→ Document extract
☆ ☆ ☆

Recently, we at Inovia Capital have been fascinated by the emergence of messaging and conversational UI. Since announcing our first investment in the space last summer, we’ve kept learning from operators in the community and have solidified our investment thesis. Consistent with our broader philosophy, we’re backing exceptional founders who are tackling valuable problems across a multitude of opportunities within the messaging and UI category — messaging infrastructure, enterprise knowledge management, conversational marketing, and consumer plays, to name a few. The ultimate guiding principle connecting these companies are founders who are driving a paradigm shift from mobile-first to messaging-first, ushering in a new wave of personalization at scale. Building on top of messaging platforms enables companies to mine conversation history for personalized data and context. This enables a transition from reactive “one size fits all” responses to predictive personalized suggestions over chat.

☆ ☆ ☆

(Dataset entries)

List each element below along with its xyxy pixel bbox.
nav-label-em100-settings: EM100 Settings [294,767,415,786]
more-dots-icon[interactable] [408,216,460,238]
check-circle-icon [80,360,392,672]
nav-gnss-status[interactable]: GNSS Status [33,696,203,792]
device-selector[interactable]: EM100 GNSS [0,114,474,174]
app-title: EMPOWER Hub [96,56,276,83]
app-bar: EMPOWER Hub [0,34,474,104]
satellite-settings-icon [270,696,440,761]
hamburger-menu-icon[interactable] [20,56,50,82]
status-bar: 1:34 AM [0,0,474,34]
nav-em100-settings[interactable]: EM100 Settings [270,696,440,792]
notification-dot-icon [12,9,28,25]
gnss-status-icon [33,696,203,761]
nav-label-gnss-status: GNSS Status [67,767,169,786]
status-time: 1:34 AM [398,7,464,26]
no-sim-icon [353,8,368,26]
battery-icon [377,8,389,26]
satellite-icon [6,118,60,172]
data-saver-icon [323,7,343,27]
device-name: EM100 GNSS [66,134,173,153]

☆ ☆ ☆

→ Tasks
A - According to the text on conversational UI, what paradigm shift are the founders backed by Inovia Capital driving?
B - Reproduce the part of the listing that opens with its first line and closes with the line containing "gnss-status-icon [33,696,203,761]", both included.

→ Responses for each task
A - A shift from mobile-first to messaging-first.

B -
List each element below along with its xyxy pixel bbox.
nav-label-em100-settings: EM100 Settings [294,767,415,786]
more-dots-icon[interactable] [408,216,460,238]
check-circle-icon [80,360,392,672]
nav-gnss-status[interactable]: GNSS Status [33,696,203,792]
device-selector[interactable]: EM100 GNSS [0,114,474,174]
app-title: EMPOWER Hub [96,56,276,83]
app-bar: EMPOWER Hub [0,34,474,104]
satellite-settings-icon [270,696,440,761]
hamburger-menu-icon[interactable] [20,56,50,82]
status-bar: 1:34 AM [0,0,474,34]
nav-em100-settings[interactable]: EM100 Settings [270,696,440,792]
notification-dot-icon [12,9,28,25]
gnss-status-icon [33,696,203,761]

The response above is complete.